::: Provided data
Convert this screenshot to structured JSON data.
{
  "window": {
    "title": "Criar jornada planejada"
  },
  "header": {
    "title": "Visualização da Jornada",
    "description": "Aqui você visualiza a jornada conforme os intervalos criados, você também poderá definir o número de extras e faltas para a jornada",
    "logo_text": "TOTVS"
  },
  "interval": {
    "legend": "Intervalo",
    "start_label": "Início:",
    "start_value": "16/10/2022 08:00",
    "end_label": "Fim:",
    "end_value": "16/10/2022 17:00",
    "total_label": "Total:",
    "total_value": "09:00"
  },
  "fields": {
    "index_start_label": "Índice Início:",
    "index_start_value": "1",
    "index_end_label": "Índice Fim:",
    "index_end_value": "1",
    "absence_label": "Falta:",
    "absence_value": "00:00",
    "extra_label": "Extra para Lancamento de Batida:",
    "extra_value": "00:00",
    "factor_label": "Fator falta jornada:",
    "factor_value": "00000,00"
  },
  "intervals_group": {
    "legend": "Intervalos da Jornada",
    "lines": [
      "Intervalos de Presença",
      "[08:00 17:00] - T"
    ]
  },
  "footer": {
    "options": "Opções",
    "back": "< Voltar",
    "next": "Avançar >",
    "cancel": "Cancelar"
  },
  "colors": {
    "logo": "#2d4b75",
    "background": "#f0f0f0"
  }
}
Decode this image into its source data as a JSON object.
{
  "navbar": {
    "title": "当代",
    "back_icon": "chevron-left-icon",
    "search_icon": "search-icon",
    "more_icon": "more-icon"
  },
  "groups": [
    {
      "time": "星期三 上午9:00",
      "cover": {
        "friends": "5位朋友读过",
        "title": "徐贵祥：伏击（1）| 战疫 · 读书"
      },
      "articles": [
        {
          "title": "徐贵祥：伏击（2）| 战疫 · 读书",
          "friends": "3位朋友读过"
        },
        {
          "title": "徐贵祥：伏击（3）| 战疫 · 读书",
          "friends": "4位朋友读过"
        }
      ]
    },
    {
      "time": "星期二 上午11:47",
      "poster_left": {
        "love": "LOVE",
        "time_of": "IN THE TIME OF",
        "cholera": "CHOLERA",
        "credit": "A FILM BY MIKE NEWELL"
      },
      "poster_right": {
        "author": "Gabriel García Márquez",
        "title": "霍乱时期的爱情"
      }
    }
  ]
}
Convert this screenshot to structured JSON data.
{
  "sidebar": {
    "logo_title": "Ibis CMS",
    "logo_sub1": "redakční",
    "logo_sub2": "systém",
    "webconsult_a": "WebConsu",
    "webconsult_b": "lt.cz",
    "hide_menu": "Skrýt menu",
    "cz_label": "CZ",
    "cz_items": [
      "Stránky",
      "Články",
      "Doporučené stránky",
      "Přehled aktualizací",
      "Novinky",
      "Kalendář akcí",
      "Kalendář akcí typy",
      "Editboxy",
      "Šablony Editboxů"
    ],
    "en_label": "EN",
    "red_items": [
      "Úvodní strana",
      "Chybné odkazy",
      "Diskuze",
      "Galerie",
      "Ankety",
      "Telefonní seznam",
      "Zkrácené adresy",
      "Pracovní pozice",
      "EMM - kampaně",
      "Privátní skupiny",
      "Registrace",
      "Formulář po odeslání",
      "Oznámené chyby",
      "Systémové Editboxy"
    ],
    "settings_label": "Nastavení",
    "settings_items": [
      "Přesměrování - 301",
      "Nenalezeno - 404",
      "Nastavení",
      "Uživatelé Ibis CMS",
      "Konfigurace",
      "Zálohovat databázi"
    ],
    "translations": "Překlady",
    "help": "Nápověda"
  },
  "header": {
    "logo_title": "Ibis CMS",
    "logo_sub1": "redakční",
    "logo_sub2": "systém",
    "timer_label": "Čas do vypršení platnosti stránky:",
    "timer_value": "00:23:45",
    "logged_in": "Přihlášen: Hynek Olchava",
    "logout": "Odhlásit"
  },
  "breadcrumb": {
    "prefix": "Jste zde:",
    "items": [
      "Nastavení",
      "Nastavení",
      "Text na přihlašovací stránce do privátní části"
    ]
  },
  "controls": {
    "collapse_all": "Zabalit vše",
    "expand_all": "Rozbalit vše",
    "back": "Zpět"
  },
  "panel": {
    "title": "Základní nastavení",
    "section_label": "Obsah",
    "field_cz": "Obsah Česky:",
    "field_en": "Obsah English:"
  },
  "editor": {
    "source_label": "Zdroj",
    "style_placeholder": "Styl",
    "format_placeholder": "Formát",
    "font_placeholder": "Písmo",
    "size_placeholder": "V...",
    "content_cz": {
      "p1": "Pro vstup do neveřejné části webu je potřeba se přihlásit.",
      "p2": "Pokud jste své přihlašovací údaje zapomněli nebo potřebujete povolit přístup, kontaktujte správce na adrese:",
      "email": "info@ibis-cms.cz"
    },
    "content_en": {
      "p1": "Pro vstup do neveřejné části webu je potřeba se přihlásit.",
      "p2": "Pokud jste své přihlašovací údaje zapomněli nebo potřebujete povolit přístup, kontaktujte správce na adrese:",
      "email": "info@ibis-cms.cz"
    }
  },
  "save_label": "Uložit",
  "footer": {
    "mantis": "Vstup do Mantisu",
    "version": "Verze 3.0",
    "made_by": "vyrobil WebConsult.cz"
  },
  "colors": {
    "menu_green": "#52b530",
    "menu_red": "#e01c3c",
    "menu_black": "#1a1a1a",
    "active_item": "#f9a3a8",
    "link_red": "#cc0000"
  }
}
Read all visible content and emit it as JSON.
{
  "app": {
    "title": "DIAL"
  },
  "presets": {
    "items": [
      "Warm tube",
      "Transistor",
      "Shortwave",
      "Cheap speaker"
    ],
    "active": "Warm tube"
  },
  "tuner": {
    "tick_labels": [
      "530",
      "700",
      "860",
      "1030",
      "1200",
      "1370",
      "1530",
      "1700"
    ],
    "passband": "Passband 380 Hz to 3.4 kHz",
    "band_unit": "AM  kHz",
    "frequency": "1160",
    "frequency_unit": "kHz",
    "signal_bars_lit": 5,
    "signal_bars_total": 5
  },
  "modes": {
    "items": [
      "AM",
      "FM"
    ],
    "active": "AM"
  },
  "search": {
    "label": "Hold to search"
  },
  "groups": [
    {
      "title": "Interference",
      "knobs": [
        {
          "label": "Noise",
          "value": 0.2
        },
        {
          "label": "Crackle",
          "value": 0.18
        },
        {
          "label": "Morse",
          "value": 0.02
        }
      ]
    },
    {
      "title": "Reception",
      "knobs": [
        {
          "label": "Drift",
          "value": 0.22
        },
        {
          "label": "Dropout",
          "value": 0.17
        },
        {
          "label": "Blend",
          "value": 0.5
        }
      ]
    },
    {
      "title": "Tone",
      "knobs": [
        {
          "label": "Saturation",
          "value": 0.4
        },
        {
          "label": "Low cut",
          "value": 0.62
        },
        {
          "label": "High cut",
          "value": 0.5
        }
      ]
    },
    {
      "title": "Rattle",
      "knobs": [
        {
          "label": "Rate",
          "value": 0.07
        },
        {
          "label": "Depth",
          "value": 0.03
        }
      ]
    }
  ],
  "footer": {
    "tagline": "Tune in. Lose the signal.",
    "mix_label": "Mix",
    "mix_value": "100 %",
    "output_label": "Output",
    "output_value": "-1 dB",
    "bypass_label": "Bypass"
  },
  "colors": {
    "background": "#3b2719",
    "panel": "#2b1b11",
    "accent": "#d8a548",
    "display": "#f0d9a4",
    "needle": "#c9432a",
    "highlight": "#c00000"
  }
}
::::::
What you have to do: Scan the entries above for the word "Início" and collect each line holding it.

Task solution:
    "start_label": "Início:",
    "index_start_label": "Índice Início:",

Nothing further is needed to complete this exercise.